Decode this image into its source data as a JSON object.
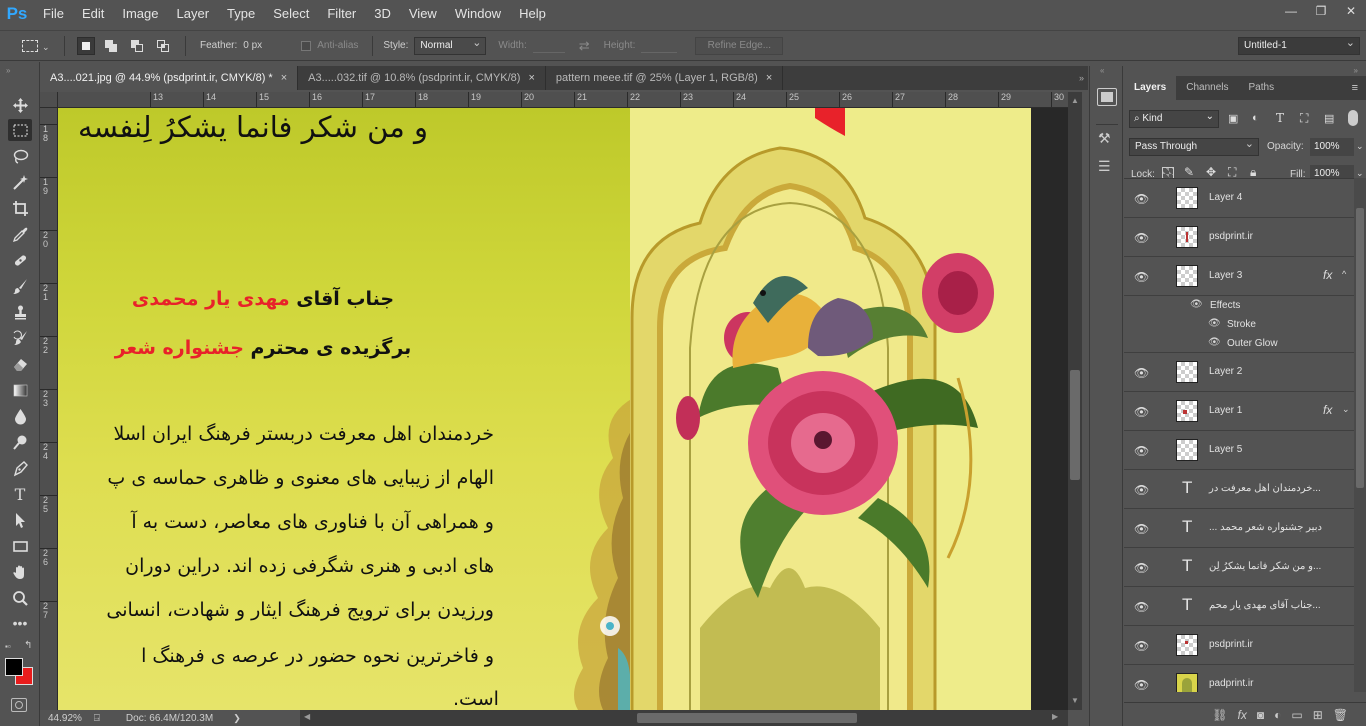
{
  "app": {
    "logo": "Ps"
  },
  "menu": [
    "File",
    "Edit",
    "Image",
    "Layer",
    "Type",
    "Select",
    "Filter",
    "3D",
    "View",
    "Window",
    "Help"
  ],
  "options": {
    "feather_label": "Feather:",
    "feather_value": "0 px",
    "antialias_label": "Anti-alias",
    "style_label": "Style:",
    "style_value": "Normal",
    "width_label": "Width:",
    "height_label": "Height:",
    "refine_edge": "Refine Edge...",
    "workspace": "Untitled-1"
  },
  "tabs": [
    {
      "label": "A3....021.jpg @ 44.9% (psdprint.ir, CMYK/8) *",
      "close": "×"
    },
    {
      "label": "A3.....032.tif @ 10.8% (psdprint.ir, CMYK/8)",
      "close": "×"
    },
    {
      "label": "pattern meee.tif @ 25% (Layer 1, RGB/8)",
      "close": "×"
    }
  ],
  "ruler_top": [
    "13",
    "14",
    "15",
    "16",
    "17",
    "18",
    "19",
    "20",
    "21",
    "22",
    "23",
    "24",
    "25",
    "26",
    "27",
    "28",
    "29",
    "30"
  ],
  "ruler_left": [
    "1\n8",
    "1\n9",
    "2\n0",
    "2\n1",
    "2\n2",
    "2\n3",
    "2\n4",
    "2\n5",
    "2\n6",
    "2\n7"
  ],
  "document": {
    "verse": "و من شکر فانما یشکرُ لِنفسه",
    "line1_black": "جناب آقای",
    "line1_red": "مهدی یار محمدی",
    "line2_black": "برگزیده ی محترم",
    "line2_red": "جشنواره شعر",
    "body": [
      "خردمندان اهل معرفت دربستر فرهنگ ایران اسلا",
      "الهام از زیبایی های معنوی و ظاهری حماسه ی پ",
      "و همراهی آن با فناوری های معاصر، دست به آ",
      "های ادبی و هنری شگرفی زده اند. دراین دوران",
      "ورزیدن برای ترویج فرهنگ ایثار و شهادت، انسانی",
      "و فاخرترین نحوه حضور در عرصه ی فرهنگ ا",
      "است."
    ]
  },
  "status": {
    "zoom": "44.92%",
    "doc": "Doc: 66.4M/120.3M"
  },
  "panel": {
    "tabs": [
      "Layers",
      "Channels",
      "Paths"
    ],
    "filter_kind": "Kind",
    "blend_mode": "Pass Through",
    "opacity_label": "Opacity:",
    "opacity_value": "100%",
    "lock_label": "Lock:",
    "fill_label": "Fill:",
    "fill_value": "100%",
    "layers": [
      {
        "name": "Layer 4",
        "kind": "pixel"
      },
      {
        "name": "psdprint.ir",
        "kind": "pixel"
      },
      {
        "name": "Layer 3",
        "kind": "pixel",
        "fx": "fx"
      },
      {
        "name": "Layer 2",
        "kind": "pixel"
      },
      {
        "name": "Layer 1",
        "kind": "pixel",
        "fx": "fx"
      },
      {
        "name": "Layer 5",
        "kind": "pixel"
      },
      {
        "name": "خردمندان اهل معرفت در...",
        "kind": "text"
      },
      {
        "name": "... دبیر جشنواره شعر محمد",
        "kind": "text"
      },
      {
        "name": "و من شکر فانما یشکرُ لِن...",
        "kind": "text"
      },
      {
        "name": "جناب آقای مهدی یار محم...",
        "kind": "text"
      },
      {
        "name": "psdprint.ir",
        "kind": "pixel"
      },
      {
        "name": "padprint.ir",
        "kind": "image"
      }
    ],
    "effects": {
      "header": "Effects",
      "items": [
        "Stroke",
        "Outer Glow"
      ]
    }
  },
  "colors": {
    "accent": "#31a8ff",
    "red": "#e8222a",
    "foreground": "#000000",
    "background": "#e81c1c"
  }
}
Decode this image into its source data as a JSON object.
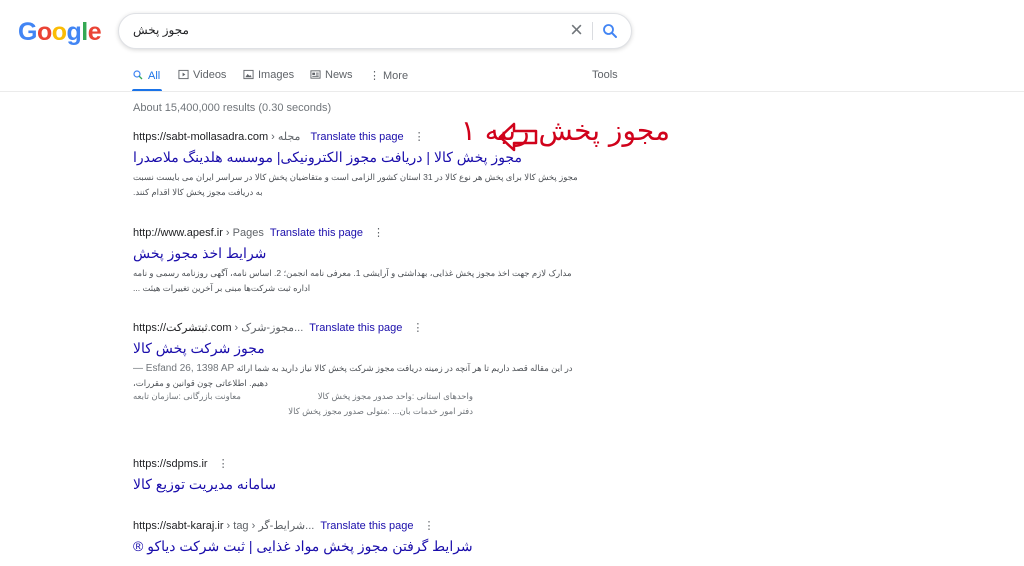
{
  "logo": {
    "letters": [
      "G",
      "o",
      "o",
      "g",
      "l",
      "e"
    ],
    "colors": [
      "#4285f4",
      "#ea4335",
      "#fbbc05",
      "#4285f4",
      "#34a853",
      "#ea4335"
    ]
  },
  "search": {
    "query": "مجوز پخش"
  },
  "tabs": [
    {
      "label": "All",
      "icon": "search-icon",
      "active": true
    },
    {
      "label": "Videos",
      "icon": "video-icon"
    },
    {
      "label": "Images",
      "icon": "image-icon"
    },
    {
      "label": "News",
      "icon": "news-icon"
    },
    {
      "label": "More",
      "icon": "more-vert-icon"
    }
  ],
  "tools_label": "Tools",
  "stats": "About 15,400,000 results (0.30 seconds)",
  "results": [
    {
      "url": "https://sabt-mollasadra.com",
      "breadcrumb": " › مجله",
      "translate": "Translate this page",
      "title": "مجوز پخش کالا | دریافت مجوز الکترونیکی| موسسه هلدینگ ملاصدرا",
      "snippet_line1": "مجوز پخش کالا برای پخش هر نوع کالا در 31 استان کشور الزامی است و متقاضیان پخش کالا در سراسر ایران می بایست نسبت",
      "snippet_line2": "به دریافت مجوز پخش کالا اقدام کنند."
    },
    {
      "url": "http://www.apesf.ir",
      "breadcrumb": " › Pages",
      "translate": "Translate this page",
      "title": "شرایط اخذ مجوز پخش",
      "snippet_line1": "مدارک لازم جهت اخذ مجوز پخش غذایی، بهداشتی و آرایشی 1. معرفی نامه انجمن؛ 2. اساس نامه، آگهی روزنامه رسمی و نامه",
      "snippet_line2": "اداره ثبت شرکت‌ها مبنی بر آخرین تغییرات هیئت ..."
    },
    {
      "url": "https://ثبتشرکت.com",
      "breadcrumb": " › مجوز-شرک...",
      "translate": "Translate this page",
      "title": "مجوز شرکت پخش کالا",
      "date": "Esfand 26, 1398 AP —",
      "snippet_line1": "در این مقاله قصد داریم تا هر آنچه در زمینه دریافت مجوز شرکت پخش کالا نیاز دارید به شما ارائه",
      "snippet_line2": "دهیم. اطلاعاتی چون قوانین و مقررات،",
      "sitelinks": [
        [
          "معاونت بازرگانی :سازمان تابعه",
          "واحدهای استانی :واحد صدور مجوز پخش کالا"
        ],
        [
          "",
          "دفتر امور خدمات بان... :متولی صدور مجوز پخش کالا"
        ]
      ]
    },
    {
      "url": "https://sdpms.ir",
      "title": "سامانه مدیریت توزیع کالا"
    },
    {
      "url": "https://sabt-karaj.ir",
      "breadcrumb": " › tag › شرایط-گر...",
      "translate": "Translate this page",
      "title": "شرایط گرفتن مجوز پخش مواد غذایی | ثبت شرکت دیاکو ®"
    }
  ],
  "annotation": {
    "text": "مجوز پخش رتبه ۱",
    "color": "#d0021b"
  }
}
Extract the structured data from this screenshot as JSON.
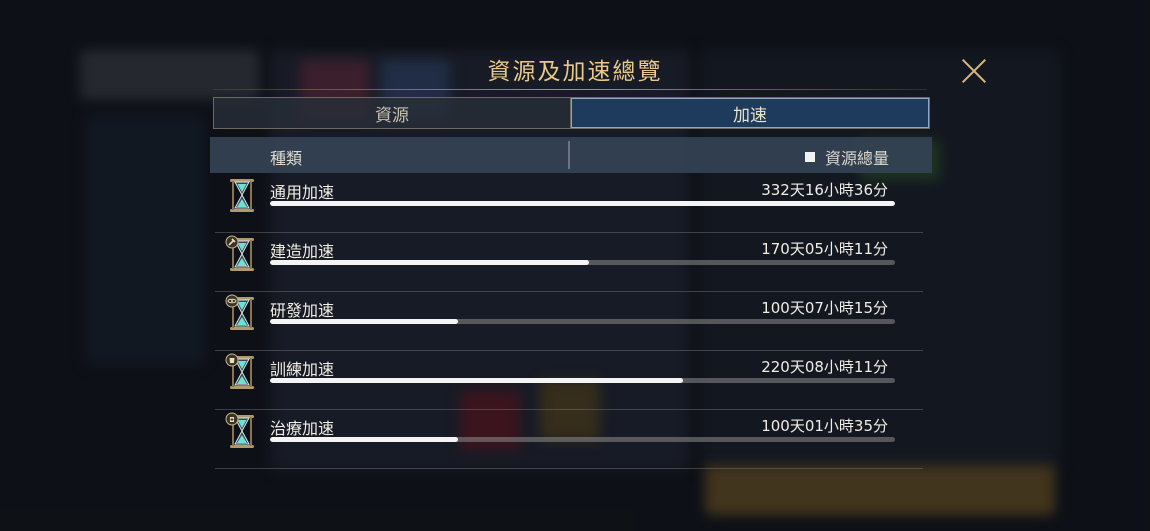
{
  "dialog": {
    "title": "資源及加速總覽",
    "close_icon": "close-x-icon"
  },
  "tabs": [
    {
      "label": "資源",
      "active": false
    },
    {
      "label": "加速",
      "active": true
    }
  ],
  "table": {
    "col_type": "種類",
    "col_total": "資源總量"
  },
  "speedups": [
    {
      "name": "通用加速",
      "value": "332天16小時36分",
      "fill": 1.0,
      "icon": "hourglass-icon"
    },
    {
      "name": "建造加速",
      "value": "170天05小時11分",
      "fill": 0.51,
      "icon": "hourglass-hammer-icon"
    },
    {
      "name": "研發加速",
      "value": "100天07小時15分",
      "fill": 0.3,
      "icon": "hourglass-research-icon"
    },
    {
      "name": "訓練加速",
      "value": "220天08小時11分",
      "fill": 0.66,
      "icon": "hourglass-training-icon"
    },
    {
      "name": "治療加速",
      "value": "100天01小時35分",
      "fill": 0.3,
      "icon": "hourglass-healing-icon"
    }
  ],
  "colors": {
    "title": "#e8c98a",
    "active_tab": "#1e3a5c",
    "bar_fill": "#f4f4f4"
  }
}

_Task to carry out_:
Pick out the lines that have the word "برای". Copy them all.

_Solved exercise_:
      "ورزیدن برای ترویج فرهنگ ایثار و شهادت، انسانی",
      "snippet_line1": "مجوز پخش کالا برای پخش هر نوع کالا در 31 استان کشور الزامی است و متقاضیان پخش کالا در سراسر ایران می بایست نسبت",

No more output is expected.